Your task
Show all lines from the data that include the word "JSON".

═════ Recorded data ═════

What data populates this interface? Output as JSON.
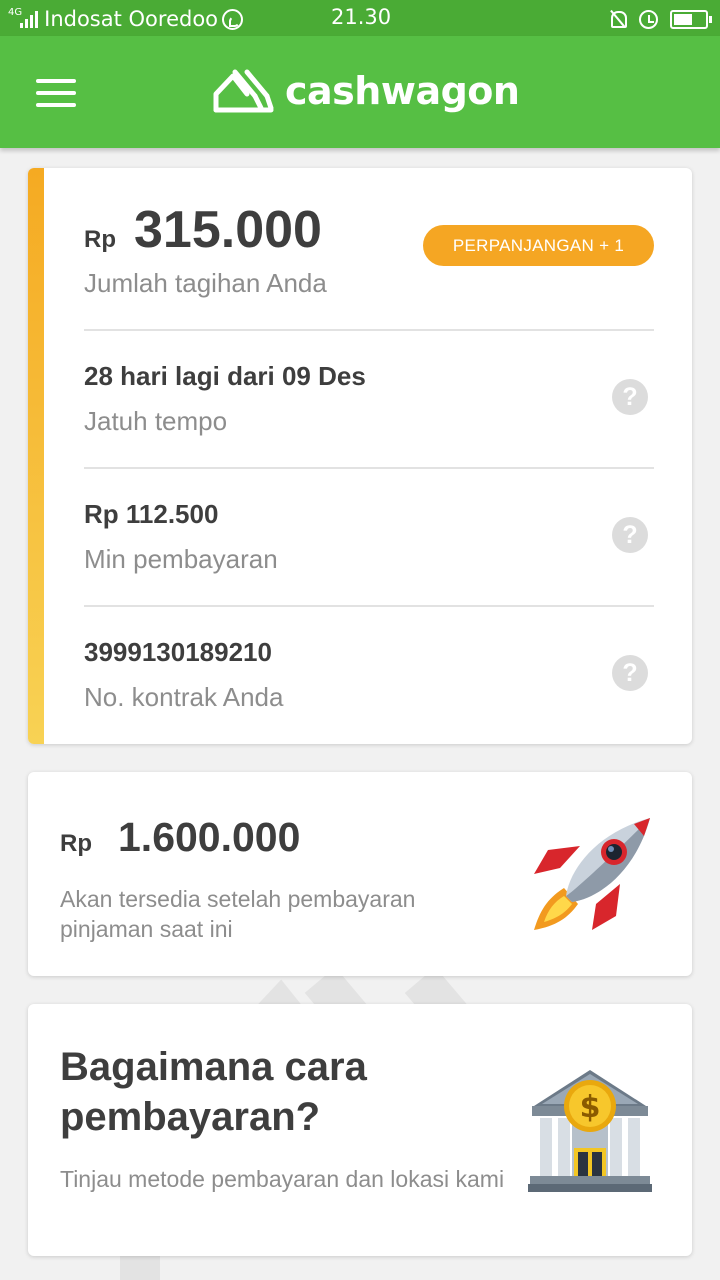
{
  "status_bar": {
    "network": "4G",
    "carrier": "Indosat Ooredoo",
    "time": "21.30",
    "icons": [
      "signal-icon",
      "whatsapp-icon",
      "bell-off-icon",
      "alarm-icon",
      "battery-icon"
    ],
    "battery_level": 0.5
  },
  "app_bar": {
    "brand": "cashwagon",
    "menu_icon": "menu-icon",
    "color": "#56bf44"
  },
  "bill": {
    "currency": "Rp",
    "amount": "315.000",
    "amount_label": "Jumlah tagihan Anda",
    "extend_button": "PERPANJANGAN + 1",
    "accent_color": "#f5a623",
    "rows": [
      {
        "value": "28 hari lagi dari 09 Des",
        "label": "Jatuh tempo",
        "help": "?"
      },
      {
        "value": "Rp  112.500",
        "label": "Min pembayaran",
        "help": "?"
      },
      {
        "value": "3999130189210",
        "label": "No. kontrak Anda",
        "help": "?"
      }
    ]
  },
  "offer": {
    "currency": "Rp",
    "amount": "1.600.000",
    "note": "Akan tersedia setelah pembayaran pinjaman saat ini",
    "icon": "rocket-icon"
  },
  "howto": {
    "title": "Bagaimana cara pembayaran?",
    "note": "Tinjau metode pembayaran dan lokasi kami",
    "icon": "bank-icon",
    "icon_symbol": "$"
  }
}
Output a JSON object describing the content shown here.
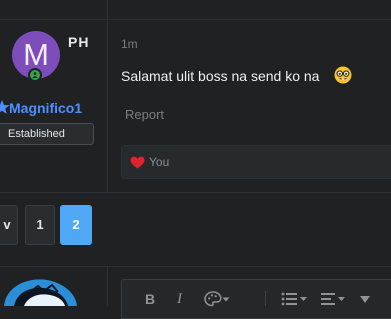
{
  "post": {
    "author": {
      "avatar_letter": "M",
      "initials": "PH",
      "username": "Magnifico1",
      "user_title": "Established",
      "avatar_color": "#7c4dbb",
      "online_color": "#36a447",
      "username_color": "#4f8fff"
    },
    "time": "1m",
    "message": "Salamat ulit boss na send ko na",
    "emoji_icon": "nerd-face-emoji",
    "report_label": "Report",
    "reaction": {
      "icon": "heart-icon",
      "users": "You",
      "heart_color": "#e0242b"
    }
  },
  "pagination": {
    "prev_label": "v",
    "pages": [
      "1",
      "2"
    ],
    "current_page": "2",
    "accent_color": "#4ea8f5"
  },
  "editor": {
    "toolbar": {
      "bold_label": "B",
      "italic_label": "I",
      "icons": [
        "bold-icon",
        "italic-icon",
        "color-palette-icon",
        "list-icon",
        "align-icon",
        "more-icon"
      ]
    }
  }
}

═════
═════ Recorded data ═════

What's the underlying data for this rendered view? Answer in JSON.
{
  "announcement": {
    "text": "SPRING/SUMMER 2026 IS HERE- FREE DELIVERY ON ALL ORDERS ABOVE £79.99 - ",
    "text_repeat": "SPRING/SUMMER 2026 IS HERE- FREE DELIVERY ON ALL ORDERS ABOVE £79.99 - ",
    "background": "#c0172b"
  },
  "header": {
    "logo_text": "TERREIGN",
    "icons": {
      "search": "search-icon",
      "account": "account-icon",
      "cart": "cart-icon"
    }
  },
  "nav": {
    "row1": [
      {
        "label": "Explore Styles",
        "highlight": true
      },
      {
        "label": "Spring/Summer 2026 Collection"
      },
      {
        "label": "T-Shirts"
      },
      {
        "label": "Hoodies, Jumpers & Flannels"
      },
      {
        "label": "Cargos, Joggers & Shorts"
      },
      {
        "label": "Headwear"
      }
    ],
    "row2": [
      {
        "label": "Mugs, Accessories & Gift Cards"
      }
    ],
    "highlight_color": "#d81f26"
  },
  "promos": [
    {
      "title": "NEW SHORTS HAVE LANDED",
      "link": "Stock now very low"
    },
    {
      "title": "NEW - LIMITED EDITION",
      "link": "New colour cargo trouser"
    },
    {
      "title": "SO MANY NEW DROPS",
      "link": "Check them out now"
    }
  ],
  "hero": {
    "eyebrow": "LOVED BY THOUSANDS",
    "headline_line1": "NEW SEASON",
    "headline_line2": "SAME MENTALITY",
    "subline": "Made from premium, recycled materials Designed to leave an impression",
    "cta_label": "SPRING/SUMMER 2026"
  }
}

═════

Result
What data populates this interface? Output as JSON.
Output a JSON object describing the content shown here.
What's the underlying data for this rendered view? Answer in JSON.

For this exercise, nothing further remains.